> Do this
Wherever the word "Poznaniu" appears in a line, copy that line.

> Records
★ ★ ★ ★
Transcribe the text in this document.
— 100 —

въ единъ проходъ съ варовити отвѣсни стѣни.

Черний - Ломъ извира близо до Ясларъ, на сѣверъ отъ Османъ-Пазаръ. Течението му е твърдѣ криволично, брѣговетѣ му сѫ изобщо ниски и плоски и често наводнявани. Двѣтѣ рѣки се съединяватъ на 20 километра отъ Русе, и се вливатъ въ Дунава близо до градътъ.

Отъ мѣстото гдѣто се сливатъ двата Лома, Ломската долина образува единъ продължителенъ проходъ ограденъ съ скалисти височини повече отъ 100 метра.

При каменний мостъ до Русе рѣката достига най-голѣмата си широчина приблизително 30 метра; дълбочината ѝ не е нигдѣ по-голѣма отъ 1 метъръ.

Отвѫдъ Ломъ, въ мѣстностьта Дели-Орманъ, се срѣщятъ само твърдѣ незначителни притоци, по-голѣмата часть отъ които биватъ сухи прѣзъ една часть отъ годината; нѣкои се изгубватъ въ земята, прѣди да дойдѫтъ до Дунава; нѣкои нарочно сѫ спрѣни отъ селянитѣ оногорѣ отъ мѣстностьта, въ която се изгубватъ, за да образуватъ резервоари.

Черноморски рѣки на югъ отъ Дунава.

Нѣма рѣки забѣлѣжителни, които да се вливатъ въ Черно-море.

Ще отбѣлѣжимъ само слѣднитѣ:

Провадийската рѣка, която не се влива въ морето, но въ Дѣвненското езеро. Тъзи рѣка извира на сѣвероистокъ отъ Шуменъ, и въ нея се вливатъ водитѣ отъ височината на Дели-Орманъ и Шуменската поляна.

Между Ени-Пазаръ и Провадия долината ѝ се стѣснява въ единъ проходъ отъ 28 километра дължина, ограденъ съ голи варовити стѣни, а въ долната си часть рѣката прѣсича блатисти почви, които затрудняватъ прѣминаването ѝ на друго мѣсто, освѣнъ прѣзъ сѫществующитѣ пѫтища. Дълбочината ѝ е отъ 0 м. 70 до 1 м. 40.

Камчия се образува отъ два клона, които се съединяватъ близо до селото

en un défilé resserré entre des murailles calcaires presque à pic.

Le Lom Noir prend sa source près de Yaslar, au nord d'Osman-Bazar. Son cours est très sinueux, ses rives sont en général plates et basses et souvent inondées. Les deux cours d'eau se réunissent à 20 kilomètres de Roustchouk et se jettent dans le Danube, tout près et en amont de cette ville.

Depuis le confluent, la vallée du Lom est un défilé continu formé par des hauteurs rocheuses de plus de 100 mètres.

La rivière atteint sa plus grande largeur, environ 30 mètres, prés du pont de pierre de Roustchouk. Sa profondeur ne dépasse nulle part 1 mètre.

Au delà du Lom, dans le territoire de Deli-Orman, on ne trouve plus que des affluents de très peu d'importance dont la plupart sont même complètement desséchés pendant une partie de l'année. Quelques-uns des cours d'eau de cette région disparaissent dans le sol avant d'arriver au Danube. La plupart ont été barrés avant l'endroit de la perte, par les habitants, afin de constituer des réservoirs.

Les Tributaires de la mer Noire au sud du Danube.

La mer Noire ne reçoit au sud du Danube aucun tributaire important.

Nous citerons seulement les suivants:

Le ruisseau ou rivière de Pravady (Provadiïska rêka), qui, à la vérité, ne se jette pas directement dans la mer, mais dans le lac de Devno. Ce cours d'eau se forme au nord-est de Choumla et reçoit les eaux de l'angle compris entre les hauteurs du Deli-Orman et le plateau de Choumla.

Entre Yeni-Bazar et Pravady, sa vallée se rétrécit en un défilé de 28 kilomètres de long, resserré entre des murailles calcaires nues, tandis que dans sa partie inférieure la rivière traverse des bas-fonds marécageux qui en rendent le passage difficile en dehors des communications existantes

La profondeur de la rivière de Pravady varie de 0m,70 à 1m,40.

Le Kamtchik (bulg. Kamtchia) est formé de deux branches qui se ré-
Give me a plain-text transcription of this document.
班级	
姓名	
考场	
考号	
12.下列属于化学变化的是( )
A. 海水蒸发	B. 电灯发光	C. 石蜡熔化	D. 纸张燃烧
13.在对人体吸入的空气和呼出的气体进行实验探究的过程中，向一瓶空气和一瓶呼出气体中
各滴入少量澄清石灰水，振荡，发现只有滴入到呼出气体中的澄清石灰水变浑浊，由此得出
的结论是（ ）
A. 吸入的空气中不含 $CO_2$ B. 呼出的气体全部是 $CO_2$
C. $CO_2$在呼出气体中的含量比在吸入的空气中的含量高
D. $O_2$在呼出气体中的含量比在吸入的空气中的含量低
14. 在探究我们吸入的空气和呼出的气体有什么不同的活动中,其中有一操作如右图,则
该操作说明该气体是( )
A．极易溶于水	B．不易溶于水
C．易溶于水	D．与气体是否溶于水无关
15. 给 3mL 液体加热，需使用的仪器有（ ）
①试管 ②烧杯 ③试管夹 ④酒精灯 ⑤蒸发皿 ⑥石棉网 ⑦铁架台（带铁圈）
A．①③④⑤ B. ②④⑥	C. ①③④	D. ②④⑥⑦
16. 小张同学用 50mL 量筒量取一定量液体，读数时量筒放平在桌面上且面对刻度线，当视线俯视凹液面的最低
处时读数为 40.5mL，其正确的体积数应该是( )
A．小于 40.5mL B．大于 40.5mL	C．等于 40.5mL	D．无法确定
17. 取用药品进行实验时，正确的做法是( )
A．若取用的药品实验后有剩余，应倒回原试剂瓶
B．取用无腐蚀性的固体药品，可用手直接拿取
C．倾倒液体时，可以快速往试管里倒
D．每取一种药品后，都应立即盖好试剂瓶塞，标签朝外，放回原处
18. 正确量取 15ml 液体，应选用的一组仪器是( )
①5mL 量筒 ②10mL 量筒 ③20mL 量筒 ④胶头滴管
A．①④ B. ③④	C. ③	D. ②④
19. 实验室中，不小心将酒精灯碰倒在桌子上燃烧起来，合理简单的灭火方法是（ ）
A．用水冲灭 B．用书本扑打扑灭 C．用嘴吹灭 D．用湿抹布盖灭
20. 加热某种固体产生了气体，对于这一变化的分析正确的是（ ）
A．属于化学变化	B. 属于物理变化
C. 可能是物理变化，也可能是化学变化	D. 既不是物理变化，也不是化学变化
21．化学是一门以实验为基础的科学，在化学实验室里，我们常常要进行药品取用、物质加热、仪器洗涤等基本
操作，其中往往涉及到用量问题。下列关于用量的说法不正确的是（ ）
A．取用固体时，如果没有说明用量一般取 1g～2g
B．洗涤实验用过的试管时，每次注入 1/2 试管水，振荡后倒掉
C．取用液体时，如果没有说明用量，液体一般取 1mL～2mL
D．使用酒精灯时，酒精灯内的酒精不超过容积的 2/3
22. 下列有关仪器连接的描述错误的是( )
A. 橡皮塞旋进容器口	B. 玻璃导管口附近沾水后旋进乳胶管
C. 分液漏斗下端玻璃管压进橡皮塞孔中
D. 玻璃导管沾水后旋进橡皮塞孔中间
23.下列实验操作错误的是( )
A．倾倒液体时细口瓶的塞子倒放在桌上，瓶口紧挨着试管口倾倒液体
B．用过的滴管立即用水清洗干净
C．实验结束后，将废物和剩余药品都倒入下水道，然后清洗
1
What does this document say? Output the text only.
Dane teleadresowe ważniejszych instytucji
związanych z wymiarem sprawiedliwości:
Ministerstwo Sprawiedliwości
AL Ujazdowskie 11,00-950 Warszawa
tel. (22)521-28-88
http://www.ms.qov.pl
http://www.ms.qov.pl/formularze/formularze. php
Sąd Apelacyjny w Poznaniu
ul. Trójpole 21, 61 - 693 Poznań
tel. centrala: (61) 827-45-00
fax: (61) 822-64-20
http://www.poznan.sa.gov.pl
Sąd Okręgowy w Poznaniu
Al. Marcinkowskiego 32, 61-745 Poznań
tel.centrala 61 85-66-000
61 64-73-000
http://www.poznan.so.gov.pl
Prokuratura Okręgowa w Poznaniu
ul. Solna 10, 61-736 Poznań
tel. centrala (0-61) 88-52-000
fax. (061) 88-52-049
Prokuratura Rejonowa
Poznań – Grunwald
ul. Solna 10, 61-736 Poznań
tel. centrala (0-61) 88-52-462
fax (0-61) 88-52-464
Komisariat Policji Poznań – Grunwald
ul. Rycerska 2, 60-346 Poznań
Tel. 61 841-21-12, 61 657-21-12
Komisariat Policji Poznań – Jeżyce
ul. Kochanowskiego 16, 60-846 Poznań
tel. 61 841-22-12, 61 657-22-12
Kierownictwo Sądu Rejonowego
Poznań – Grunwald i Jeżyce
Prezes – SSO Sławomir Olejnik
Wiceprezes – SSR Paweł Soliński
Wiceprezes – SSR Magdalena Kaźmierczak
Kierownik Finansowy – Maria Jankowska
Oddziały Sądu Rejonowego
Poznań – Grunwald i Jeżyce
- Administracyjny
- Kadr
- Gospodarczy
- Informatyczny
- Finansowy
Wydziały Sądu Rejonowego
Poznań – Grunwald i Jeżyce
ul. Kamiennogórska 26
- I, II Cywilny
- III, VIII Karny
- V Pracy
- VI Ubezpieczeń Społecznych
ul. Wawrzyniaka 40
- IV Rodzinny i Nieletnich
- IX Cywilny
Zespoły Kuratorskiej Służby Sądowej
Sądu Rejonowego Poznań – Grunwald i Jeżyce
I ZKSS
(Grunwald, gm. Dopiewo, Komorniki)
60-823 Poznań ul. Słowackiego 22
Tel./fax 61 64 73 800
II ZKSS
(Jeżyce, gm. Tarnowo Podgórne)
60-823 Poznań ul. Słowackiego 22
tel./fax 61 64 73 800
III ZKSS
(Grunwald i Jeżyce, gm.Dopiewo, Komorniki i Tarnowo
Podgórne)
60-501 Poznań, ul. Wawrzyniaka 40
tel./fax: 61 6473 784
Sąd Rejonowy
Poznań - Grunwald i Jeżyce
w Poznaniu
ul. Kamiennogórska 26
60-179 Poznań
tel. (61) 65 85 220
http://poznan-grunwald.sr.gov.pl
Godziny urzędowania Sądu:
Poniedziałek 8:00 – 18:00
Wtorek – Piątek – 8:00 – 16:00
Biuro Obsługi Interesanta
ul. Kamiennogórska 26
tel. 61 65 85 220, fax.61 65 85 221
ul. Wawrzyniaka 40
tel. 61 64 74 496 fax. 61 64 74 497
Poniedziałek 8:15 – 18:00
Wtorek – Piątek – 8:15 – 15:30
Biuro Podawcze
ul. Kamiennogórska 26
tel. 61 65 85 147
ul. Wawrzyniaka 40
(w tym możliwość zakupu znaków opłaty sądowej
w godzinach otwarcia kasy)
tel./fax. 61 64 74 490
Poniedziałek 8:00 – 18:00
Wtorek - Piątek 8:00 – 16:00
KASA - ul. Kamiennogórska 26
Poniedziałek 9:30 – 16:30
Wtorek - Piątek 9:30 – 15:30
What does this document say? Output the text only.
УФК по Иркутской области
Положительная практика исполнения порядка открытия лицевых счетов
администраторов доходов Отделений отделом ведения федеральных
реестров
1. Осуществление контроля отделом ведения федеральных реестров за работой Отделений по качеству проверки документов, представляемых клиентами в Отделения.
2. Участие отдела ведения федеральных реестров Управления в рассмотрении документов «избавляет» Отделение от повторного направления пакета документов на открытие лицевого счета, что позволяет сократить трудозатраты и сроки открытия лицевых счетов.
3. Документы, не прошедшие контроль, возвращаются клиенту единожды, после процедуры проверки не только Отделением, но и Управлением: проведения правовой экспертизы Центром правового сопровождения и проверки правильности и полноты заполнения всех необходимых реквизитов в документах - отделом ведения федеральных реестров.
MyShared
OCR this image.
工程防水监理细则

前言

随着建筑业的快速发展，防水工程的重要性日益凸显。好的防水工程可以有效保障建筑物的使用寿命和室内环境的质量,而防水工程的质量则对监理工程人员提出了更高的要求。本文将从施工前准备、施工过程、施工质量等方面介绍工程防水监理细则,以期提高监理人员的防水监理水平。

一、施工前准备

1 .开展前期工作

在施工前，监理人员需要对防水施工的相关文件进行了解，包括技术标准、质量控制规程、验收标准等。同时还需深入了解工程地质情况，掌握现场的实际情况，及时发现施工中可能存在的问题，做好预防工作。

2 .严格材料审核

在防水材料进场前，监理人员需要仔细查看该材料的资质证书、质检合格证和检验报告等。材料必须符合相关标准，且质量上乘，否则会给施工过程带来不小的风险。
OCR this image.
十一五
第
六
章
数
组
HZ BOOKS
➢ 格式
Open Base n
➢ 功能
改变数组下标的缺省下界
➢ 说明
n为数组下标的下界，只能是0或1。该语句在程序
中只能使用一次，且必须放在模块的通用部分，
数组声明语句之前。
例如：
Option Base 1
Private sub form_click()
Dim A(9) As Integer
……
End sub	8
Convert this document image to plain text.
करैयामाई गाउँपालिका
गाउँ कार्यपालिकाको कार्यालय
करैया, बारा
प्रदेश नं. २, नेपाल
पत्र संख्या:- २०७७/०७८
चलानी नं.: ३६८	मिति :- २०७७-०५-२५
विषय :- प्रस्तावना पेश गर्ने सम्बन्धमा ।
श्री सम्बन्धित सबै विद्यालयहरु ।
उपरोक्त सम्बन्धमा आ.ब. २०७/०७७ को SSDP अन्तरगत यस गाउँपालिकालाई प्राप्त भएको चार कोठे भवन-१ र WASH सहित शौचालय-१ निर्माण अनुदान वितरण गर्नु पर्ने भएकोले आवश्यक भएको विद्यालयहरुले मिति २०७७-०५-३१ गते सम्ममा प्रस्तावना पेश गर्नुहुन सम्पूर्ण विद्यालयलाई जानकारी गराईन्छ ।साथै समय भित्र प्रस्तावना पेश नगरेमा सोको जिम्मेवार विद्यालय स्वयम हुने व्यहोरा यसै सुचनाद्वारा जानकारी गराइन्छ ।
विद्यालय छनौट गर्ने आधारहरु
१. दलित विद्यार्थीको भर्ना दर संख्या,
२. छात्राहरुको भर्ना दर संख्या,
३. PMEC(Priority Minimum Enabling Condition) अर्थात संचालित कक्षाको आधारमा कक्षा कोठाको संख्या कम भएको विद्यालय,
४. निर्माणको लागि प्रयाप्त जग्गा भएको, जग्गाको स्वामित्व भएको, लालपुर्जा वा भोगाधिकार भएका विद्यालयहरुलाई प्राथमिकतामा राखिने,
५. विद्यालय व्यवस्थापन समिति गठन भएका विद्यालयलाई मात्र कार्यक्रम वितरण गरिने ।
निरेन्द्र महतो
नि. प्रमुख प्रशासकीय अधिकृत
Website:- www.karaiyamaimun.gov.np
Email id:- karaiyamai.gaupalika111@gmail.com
★ ★ ★ ★
> Exercise answer
Sąd Apelacyjny w Poznaniu
Sąd Okręgowy w Poznaniu
Prokuratura Okręgowa w Poznaniu
w Poznaniu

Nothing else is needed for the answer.